What the task asks ->
Read through the records below and copy each line that uses the word "image".

Records provided ->
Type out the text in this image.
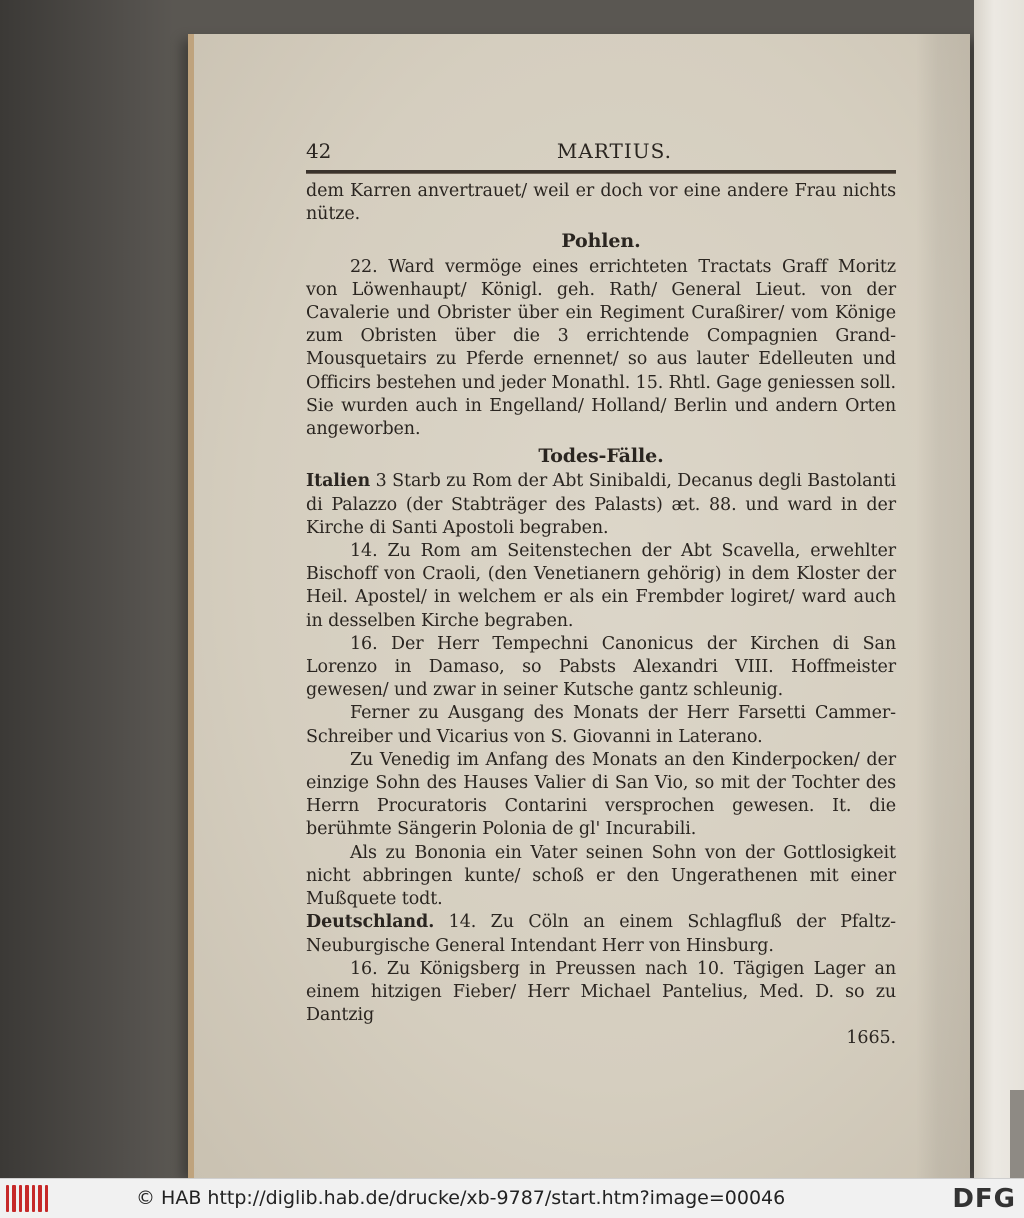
42	MARTIUS.

dem Karren anvertrauet/ weil er doch vor eine andere Frau nichts nütze.

Pohlen.

22. Ward vermöge eines errichteten Tractats Graff Moritz von Löwenhaupt/ Königl. geh. Rath/ General Lieut. von der Cavalerie und Obrister über ein Regiment Curaßirer/ vom Könige zum Obristen über die 3 errichtende Compagnien Grand-Mousquetairs zu Pferde ernennet/ so aus lauter Edelleuten und Officirs bestehen und jeder Monathl. 15. Rhtl. Gage geniessen soll. Sie wurden auch in Engelland/ Holland/ Berlin und andern Orten angeworben.

Todes-Fälle.

Italien 3 Starb zu Rom der Abt Sinibaldi, Decanus degli Bastolanti di Palazzo (der Stabträger des Palasts) æt. 88. und ward in der Kirche di Santi Apostoli begraben.

14. Zu Rom am Seitenstechen der Abt Scavella, erwehlter Bischoff von Craoli, (den Venetianern gehörig) in dem Kloster der Heil. Apostel/ in welchem er als ein Frembder logiret/ ward auch in desselben Kirche begraben.

16. Der Herr Tempechni Canonicus der Kirchen di San Lorenzo in Damaso, so Pabsts Alexandri VIII. Hoffmeister gewesen/ und zwar in seiner Kutsche gantz schleunig.

Ferner zu Ausgang des Monats der Herr Farsetti Cammer-Schreiber und Vicarius von S. Giovanni in Laterano.

Zu Venedig im Anfang des Monats an den Kinderpocken/ der einzige Sohn des Hauses Valier di San Vio, so mit der Tochter des Herrn Procuratoris Contarini versprochen gewesen. It. die berühmte Sängerin Polonia de gl' Incurabili.

Als zu Bononia ein Vater seinen Sohn von der Gottlosigkeit nicht abbringen kunte/ schoß er den Ungerathenen mit einer Mußquete todt.

Deutschland. 14. Zu Cöln an einem Schlagfluß der Pfaltz-Neuburgische General Intendant Herr von Hinsburg.

16. Zu Königsberg in Preussen nach 10. Tägigen Lager an einem hitzigen Fieber/ Herr Michael Pantelius, Med. D. so zu Dantzig

1665.

© HAB http://diglib.hab.de/drucke/xb-9787/start.htm?image=00046	DFG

Exercise response ->
Type out the text in this image.
© HAB http://diglib.hab.de/drucke/xb-9787/start.htm?image=00046	DFG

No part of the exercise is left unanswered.